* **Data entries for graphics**
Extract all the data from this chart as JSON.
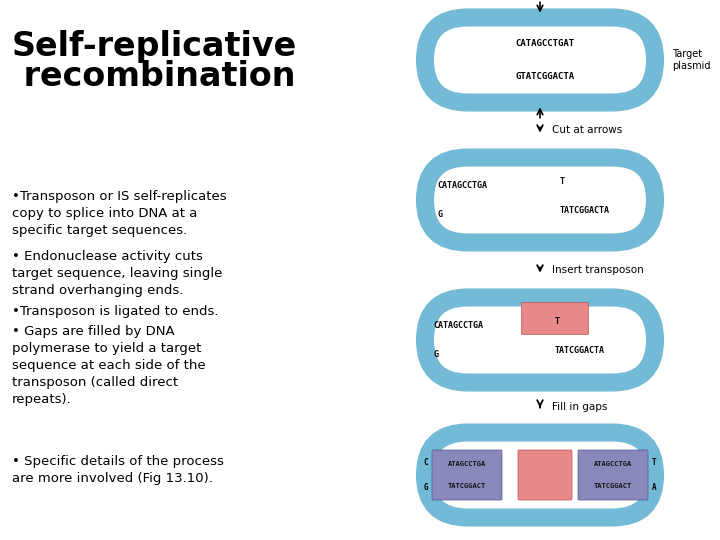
{
  "title_line1": "Self-replicative",
  "title_line2": " recombination",
  "bullet1": "•Transposon or IS self-replicates\ncopy to splice into DNA at a\nspecific target sequences.",
  "bullet2": "• Endonuclease activity cuts\ntarget sequence, leaving single\nstrand overhanging ends.",
  "bullet3": "•Transposon is ligated to ends.",
  "bullet4": "• Gaps are filled by DNA\npolymerase to yield a target\nsequence at each side of the\ntransposon (called direct\nrepeats).",
  "bullet5": "• Specific details of the process\nare more involved (Fig 13.10).",
  "plasmid_color": "#72BAD5",
  "plasmid_lw": 13,
  "transposon_color": "#E88888",
  "direct_repeat_color": "#8888BB",
  "bg_color": "#FFFFFF",
  "text_color": "#000000",
  "label_target": "Target\nplasmid",
  "label_cut": "Cut at arrows",
  "label_insert": "Insert transposon",
  "label_fill": "Fill in gaps",
  "seq1a": "CATAGCCTGAT",
  "seq1b": "GTATCGGACTA",
  "seq2a": "CATAGCCTGA",
  "seq2b": "G",
  "seq2c": "T",
  "seq2d": "TATCGGACTA",
  "seq_dr": "ATAGCCTGA\nTATCGGACT"
}
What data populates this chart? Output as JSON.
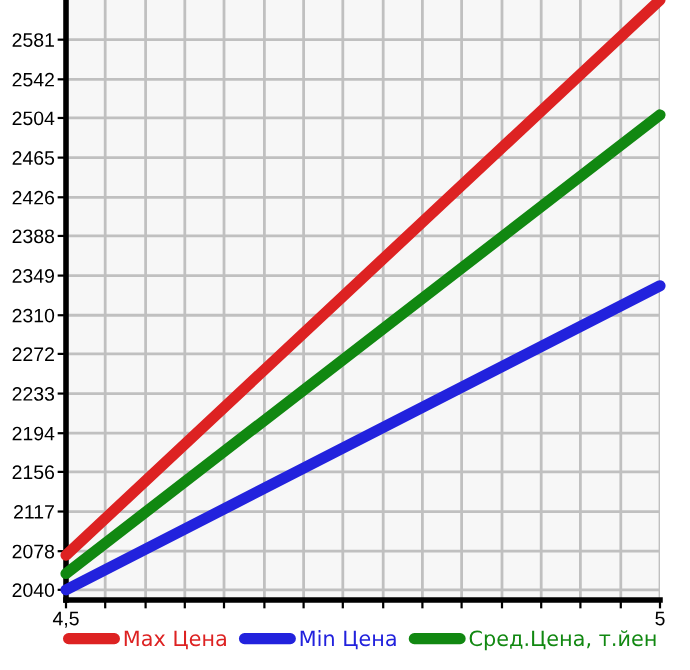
{
  "chart_data": {
    "type": "line",
    "x": [
      4.5,
      5
    ],
    "series": [
      {
        "name": "Max Цена",
        "color": "#dd2222",
        "values": [
          2074,
          2620
        ]
      },
      {
        "name": "Min Цена",
        "color": "#2222dd",
        "values": [
          2040,
          2339
        ]
      },
      {
        "name": "Сред.Цена, т.йен",
        "color": "#118811",
        "values": [
          2056,
          2507
        ]
      }
    ],
    "xlim": [
      4.5,
      5
    ],
    "xticks": [
      {
        "value": 4.5,
        "label": "4,5"
      },
      {
        "value": 4.533,
        "label": null
      },
      {
        "value": 4.567,
        "label": null
      },
      {
        "value": 4.6,
        "label": null
      },
      {
        "value": 4.633,
        "label": null
      },
      {
        "value": 4.667,
        "label": null
      },
      {
        "value": 4.7,
        "label": null
      },
      {
        "value": 4.733,
        "label": null
      },
      {
        "value": 4.767,
        "label": null
      },
      {
        "value": 4.8,
        "label": null
      },
      {
        "value": 4.833,
        "label": null
      },
      {
        "value": 4.867,
        "label": null
      },
      {
        "value": 4.9,
        "label": null
      },
      {
        "value": 4.933,
        "label": null
      },
      {
        "value": 4.967,
        "label": null
      },
      {
        "value": 5,
        "label": "5"
      }
    ],
    "ylim": [
      2030,
      2620
    ],
    "yticks": [
      2040,
      2078,
      2117,
      2156,
      2194,
      2233,
      2272,
      2310,
      2349,
      2388,
      2426,
      2465,
      2504,
      2542,
      2581
    ],
    "grid": true,
    "legend": "bottom",
    "marker": "none",
    "line_style": "solid"
  }
}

* **To be done**
Reproduce the entries above word for word. Pictures stay out.

* **Answer for the task**
Extract all the data from this chart as JSON.
{
  "title_line1": "Self-replicative",
  "title_line2": " recombination",
  "bullet1": "•Transposon or IS self-replicates\ncopy to splice into DNA at a\nspecific target sequences.",
  "bullet2": "• Endonuclease activity cuts\ntarget sequence, leaving single\nstrand overhanging ends.",
  "bullet3": "•Transposon is ligated to ends.",
  "bullet4": "• Gaps are filled by DNA\npolymerase to yield a target\nsequence at each side of the\ntransposon (called direct\nrepeats).",
  "bullet5": "• Specific details of the process\nare more involved (Fig 13.10).",
  "plasmid_color": "#72BAD5",
  "plasmid_lw": 13,
  "transposon_color": "#E88888",
  "direct_repeat_color": "#8888BB",
  "bg_color": "#FFFFFF",
  "text_color": "#000000",
  "label_target": "Target\nplasmid",
  "label_cut": "Cut at arrows",
  "label_insert": "Insert transposon",
  "label_fill": "Fill in gaps",
  "seq1a": "CATAGCCTGAT",
  "seq1b": "GTATCGGACTA",
  "seq2a": "CATAGCCTGA",
  "seq2b": "G",
  "seq2c": "T",
  "seq2d": "TATCGGACTA",
  "seq_dr": "ATAGCCTGA\nTATCGGACT"
}
What data populates this chart? Output as JSON.
{
  "chart_data": {
    "type": "line",
    "x": [
      4.5,
      5
    ],
    "series": [
      {
        "name": "Max Цена",
        "color": "#dd2222",
        "values": [
          2074,
          2620
        ]
      },
      {
        "name": "Min Цена",
        "color": "#2222dd",
        "values": [
          2040,
          2339
        ]
      },
      {
        "name": "Сред.Цена, т.йен",
        "color": "#118811",
        "values": [
          2056,
          2507
        ]
      }
    ],
    "xlim": [
      4.5,
      5
    ],
    "xticks": [
      {
        "value": 4.5,
        "label": "4,5"
      },
      {
        "value": 4.533,
        "label": null
      },
      {
        "value": 4.567,
        "label": null
      },
      {
        "value": 4.6,
        "label": null
      },
      {
        "value": 4.633,
        "label": null
      },
      {
        "value": 4.667,
        "label": null
      },
      {
        "value": 4.7,
        "label": null
      },
      {
        "value": 4.733,
        "label": null
      },
      {
        "value": 4.767,
        "label": null
      },
      {
        "value": 4.8,
        "label": null
      },
      {
        "value": 4.833,
        "label": null
      },
      {
        "value": 4.867,
        "label": null
      },
      {
        "value": 4.9,
        "label": null
      },
      {
        "value": 4.933,
        "label": null
      },
      {
        "value": 4.967,
        "label": null
      },
      {
        "value": 5,
        "label": "5"
      }
    ],
    "ylim": [
      2030,
      2620
    ],
    "yticks": [
      2040,
      2078,
      2117,
      2156,
      2194,
      2233,
      2272,
      2310,
      2349,
      2388,
      2426,
      2465,
      2504,
      2542,
      2581
    ],
    "grid": true,
    "legend": "bottom",
    "marker": "none",
    "line_style": "solid"
  }
}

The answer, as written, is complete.